- [What is asked] Print all the entries verbatim.

Data entries
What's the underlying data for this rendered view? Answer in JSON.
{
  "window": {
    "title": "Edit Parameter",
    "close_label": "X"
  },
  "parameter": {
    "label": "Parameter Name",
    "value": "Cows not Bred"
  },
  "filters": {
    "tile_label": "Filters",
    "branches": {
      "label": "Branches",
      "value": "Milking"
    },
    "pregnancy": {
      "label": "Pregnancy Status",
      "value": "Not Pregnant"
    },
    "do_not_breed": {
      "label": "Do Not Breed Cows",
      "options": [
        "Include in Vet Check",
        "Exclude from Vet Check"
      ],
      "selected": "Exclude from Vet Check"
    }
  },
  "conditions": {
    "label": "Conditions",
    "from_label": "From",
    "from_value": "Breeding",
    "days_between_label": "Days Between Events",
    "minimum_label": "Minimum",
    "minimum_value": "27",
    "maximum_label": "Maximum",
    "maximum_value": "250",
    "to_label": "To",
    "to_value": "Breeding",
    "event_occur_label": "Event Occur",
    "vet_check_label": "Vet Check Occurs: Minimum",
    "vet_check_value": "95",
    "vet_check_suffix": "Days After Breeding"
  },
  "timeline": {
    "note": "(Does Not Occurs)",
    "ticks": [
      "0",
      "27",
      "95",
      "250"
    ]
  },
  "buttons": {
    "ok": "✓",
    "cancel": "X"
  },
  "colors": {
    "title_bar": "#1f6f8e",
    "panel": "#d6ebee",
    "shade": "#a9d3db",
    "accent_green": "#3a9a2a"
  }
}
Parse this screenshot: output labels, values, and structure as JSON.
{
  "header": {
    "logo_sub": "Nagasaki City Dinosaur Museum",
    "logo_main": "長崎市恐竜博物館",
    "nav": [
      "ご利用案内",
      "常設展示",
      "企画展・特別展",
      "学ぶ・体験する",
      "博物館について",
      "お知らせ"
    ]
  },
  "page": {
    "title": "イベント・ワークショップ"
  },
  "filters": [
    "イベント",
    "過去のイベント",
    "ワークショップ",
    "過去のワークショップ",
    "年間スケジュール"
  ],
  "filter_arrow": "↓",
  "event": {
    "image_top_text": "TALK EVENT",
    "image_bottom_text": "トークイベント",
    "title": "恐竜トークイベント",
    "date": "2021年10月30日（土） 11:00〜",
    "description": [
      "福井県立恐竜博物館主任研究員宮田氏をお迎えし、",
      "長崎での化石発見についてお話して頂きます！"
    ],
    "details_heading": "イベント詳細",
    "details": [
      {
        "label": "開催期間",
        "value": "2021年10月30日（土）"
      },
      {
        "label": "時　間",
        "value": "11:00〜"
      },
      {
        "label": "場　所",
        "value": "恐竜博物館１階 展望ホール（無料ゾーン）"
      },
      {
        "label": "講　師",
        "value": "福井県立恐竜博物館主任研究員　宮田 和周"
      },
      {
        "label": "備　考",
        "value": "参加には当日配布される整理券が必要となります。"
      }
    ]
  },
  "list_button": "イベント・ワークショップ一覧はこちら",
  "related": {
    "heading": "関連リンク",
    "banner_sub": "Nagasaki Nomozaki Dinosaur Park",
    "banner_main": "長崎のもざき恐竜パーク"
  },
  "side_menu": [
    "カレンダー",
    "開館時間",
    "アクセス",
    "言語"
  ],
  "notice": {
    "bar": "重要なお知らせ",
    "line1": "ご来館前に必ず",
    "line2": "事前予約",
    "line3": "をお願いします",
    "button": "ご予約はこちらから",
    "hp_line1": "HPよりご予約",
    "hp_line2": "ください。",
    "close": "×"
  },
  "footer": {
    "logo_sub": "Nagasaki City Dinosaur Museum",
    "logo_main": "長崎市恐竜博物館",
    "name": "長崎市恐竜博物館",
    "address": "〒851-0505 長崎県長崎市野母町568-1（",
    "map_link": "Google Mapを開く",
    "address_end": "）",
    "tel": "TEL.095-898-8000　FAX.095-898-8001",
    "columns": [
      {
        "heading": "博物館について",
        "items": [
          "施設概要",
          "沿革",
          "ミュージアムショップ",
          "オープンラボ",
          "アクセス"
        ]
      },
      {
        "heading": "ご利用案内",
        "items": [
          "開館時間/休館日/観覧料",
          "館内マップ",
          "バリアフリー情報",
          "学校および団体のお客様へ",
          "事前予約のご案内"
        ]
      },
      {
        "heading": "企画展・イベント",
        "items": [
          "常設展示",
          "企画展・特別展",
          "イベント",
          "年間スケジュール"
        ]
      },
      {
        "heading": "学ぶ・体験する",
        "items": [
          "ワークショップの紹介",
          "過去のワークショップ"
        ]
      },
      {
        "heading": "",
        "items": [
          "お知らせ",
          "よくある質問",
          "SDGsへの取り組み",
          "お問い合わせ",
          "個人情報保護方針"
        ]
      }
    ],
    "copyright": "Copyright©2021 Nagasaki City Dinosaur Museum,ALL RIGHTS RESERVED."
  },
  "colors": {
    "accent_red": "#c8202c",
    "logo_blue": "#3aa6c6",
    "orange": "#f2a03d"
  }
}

- [Response to the exercise]
What's the underlying data for this rendered view? Answer in JSON.
{
  "window": {
    "title": "Edit Parameter",
    "close_label": "X"
  },
  "parameter": {
    "label": "Parameter Name",
    "value": "Cows not Bred"
  },
  "filters": {
    "tile_label": "Filters",
    "branches": {
      "label": "Branches",
      "value": "Milking"
    },
    "pregnancy": {
      "label": "Pregnancy Status",
      "value": "Not Pregnant"
    },
    "do_not_breed": {
      "label": "Do Not Breed Cows",
      "options": [
        "Include in Vet Check",
        "Exclude from Vet Check"
      ],
      "selected": "Exclude from Vet Check"
    }
  },
  "conditions": {
    "label": "Conditions",
    "from_label": "From",
    "from_value": "Breeding",
    "days_between_label": "Days Between Events",
    "minimum_label": "Minimum",
    "minimum_value": "27",
    "maximum_label": "Maximum",
    "maximum_value": "250",
    "to_label": "To",
    "to_value": "Breeding",
    "event_occur_label": "Event Occur",
    "vet_check_label": "Vet Check Occurs: Minimum",
    "vet_check_value": "95",
    "vet_check_suffix": "Days After Breeding"
  },
  "timeline": {
    "note": "(Does Not Occurs)",
    "ticks": [
      "0",
      "27",
      "95",
      "250"
    ]
  },
  "buttons": {
    "ok": "✓",
    "cancel": "X"
  },
  "colors": {
    "title_bar": "#1f6f8e",
    "panel": "#d6ebee",
    "shade": "#a9d3db",
    "accent_green": "#3a9a2a"
  }
}
Parse this screenshot: output labels, values, and structure as JSON.
{
  "header": {
    "logo_sub": "Nagasaki City Dinosaur Museum",
    "logo_main": "長崎市恐竜博物館",
    "nav": [
      "ご利用案内",
      "常設展示",
      "企画展・特別展",
      "学ぶ・体験する",
      "博物館について",
      "お知らせ"
    ]
  },
  "page": {
    "title": "イベント・ワークショップ"
  },
  "filters": [
    "イベント",
    "過去のイベント",
    "ワークショップ",
    "過去のワークショップ",
    "年間スケジュール"
  ],
  "filter_arrow": "↓",
  "event": {
    "image_top_text": "TALK EVENT",
    "image_bottom_text": "トークイベント",
    "title": "恐竜トークイベント",
    "date": "2021年10月30日（土） 11:00〜",
    "description": [
      "福井県立恐竜博物館主任研究員宮田氏をお迎えし、",
      "長崎での化石発見についてお話して頂きます！"
    ],
    "details_heading": "イベント詳細",
    "details": [
      {
        "label": "開催期間",
        "value": "2021年10月30日（土）"
      },
      {
        "label": "時　間",
        "value": "11:00〜"
      },
      {
        "label": "場　所",
        "value": "恐竜博物館１階 展望ホール（無料ゾーン）"
      },
      {
        "label": "講　師",
        "value": "福井県立恐竜博物館主任研究員　宮田 和周"
      },
      {
        "label": "備　考",
        "value": "参加には当日配布される整理券が必要となります。"
      }
    ]
  },
  "list_button": "イベント・ワークショップ一覧はこちら",
  "related": {
    "heading": "関連リンク",
    "banner_sub": "Nagasaki Nomozaki Dinosaur Park",
    "banner_main": "長崎のもざき恐竜パーク"
  },
  "side_menu": [
    "カレンダー",
    "開館時間",
    "アクセス",
    "言語"
  ],
  "notice": {
    "bar": "重要なお知らせ",
    "line1": "ご来館前に必ず",
    "line2": "事前予約",
    "line3": "をお願いします",
    "button": "ご予約はこちらから",
    "hp_line1": "HPよりご予約",
    "hp_line2": "ください。",
    "close": "×"
  },
  "footer": {
    "logo_sub": "Nagasaki City Dinosaur Museum",
    "logo_main": "長崎市恐竜博物館",
    "name": "長崎市恐竜博物館",
    "address": "〒851-0505 長崎県長崎市野母町568-1（",
    "map_link": "Google Mapを開く",
    "address_end": "）",
    "tel": "TEL.095-898-8000　FAX.095-898-8001",
    "columns": [
      {
        "heading": "博物館について",
        "items": [
          "施設概要",
          "沿革",
          "ミュージアムショップ",
          "オープンラボ",
          "アクセス"
        ]
      },
      {
        "heading": "ご利用案内",
        "items": [
          "開館時間/休館日/観覧料",
          "館内マップ",
          "バリアフリー情報",
          "学校および団体のお客様へ",
          "事前予約のご案内"
        ]
      },
      {
        "heading": "企画展・イベント",
        "items": [
          "常設展示",
          "企画展・特別展",
          "イベント",
          "年間スケジュール"
        ]
      },
      {
        "heading": "学ぶ・体験する",
        "items": [
          "ワークショップの紹介",
          "過去のワークショップ"
        ]
      },
      {
        "heading": "",
        "items": [
          "お知らせ",
          "よくある質問",
          "SDGsへの取り組み",
          "お問い合わせ",
          "個人情報保護方針"
        ]
      }
    ],
    "copyright": "Copyright©2021 Nagasaki City Dinosaur Museum,ALL RIGHTS RESERVED."
  },
  "colors": {
    "accent_red": "#c8202c",
    "logo_blue": "#3aa6c6",
    "orange": "#f2a03d"
  }
}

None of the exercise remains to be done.